[Your task] Transcribe every line exactly and omit anything that is a picture.

Records that describe figures

^^^^^^^^

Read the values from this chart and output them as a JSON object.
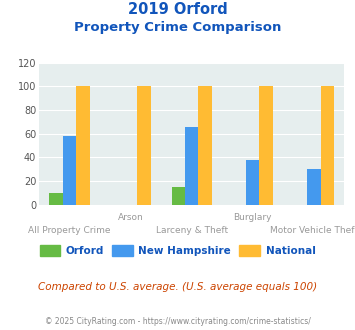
{
  "title_line1": "2019 Orford",
  "title_line2": "Property Crime Comparison",
  "orford": [
    10,
    0,
    15,
    0,
    0
  ],
  "new_hampshire": [
    58,
    0,
    66,
    38,
    30
  ],
  "national": [
    100,
    100,
    100,
    100,
    100
  ],
  "orford_color": "#66bb44",
  "nh_color": "#4499ee",
  "national_color": "#ffbb33",
  "bg_color": "#e6eeee",
  "title_color": "#1155bb",
  "xlabel_color": "#999999",
  "ylim": [
    0,
    120
  ],
  "yticks": [
    0,
    20,
    40,
    60,
    80,
    100,
    120
  ],
  "footer_text": "Compared to U.S. average. (U.S. average equals 100)",
  "copyright_text": "© 2025 CityRating.com - https://www.cityrating.com/crime-statistics/",
  "legend_labels": [
    "Orford",
    "New Hampshire",
    "National"
  ],
  "x_top_labels": [
    "",
    "Arson",
    "",
    "Burglary",
    ""
  ],
  "x_bot_labels": [
    "All Property Crime",
    "",
    "Larceny & Theft",
    "",
    "Motor Vehicle Theft"
  ]
}
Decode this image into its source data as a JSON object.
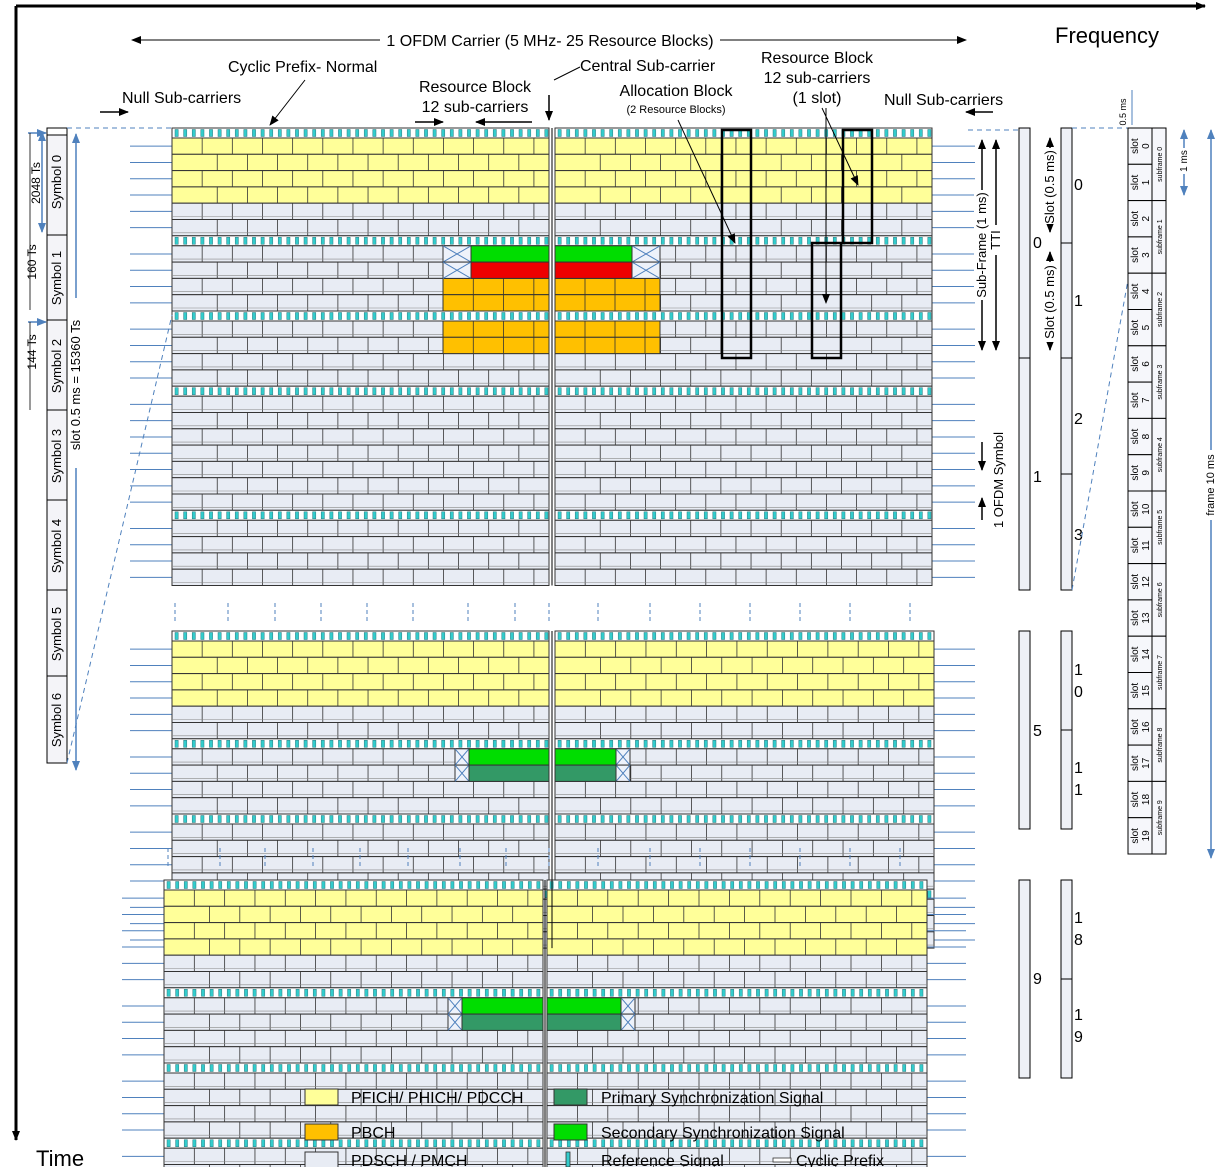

^^^^^^^^

[The output]
Read the values from this chart and output them as a JSON object.
{
  "title_line1": "2019 Orford",
  "title_line2": "Property Crime Comparison",
  "orford": [
    10,
    0,
    15,
    0,
    0
  ],
  "new_hampshire": [
    58,
    0,
    66,
    38,
    30
  ],
  "national": [
    100,
    100,
    100,
    100,
    100
  ],
  "orford_color": "#66bb44",
  "nh_color": "#4499ee",
  "national_color": "#ffbb33",
  "bg_color": "#e6eeee",
  "title_color": "#1155bb",
  "xlabel_color": "#999999",
  "ylim": [
    0,
    120
  ],
  "yticks": [
    0,
    20,
    40,
    60,
    80,
    100,
    120
  ],
  "footer_text": "Compared to U.S. average. (U.S. average equals 100)",
  "copyright_text": "© 2025 CityRating.com - https://www.cityrating.com/crime-statistics/",
  "legend_labels": [
    "Orford",
    "New Hampshire",
    "National"
  ],
  "x_top_labels": [
    "",
    "Arson",
    "",
    "Burglary",
    ""
  ],
  "x_bot_labels": [
    "All Property Crime",
    "",
    "Larceny & Theft",
    "",
    "Motor Vehicle Theft"
  ]
}
Decode this image into its source data as a JSON object.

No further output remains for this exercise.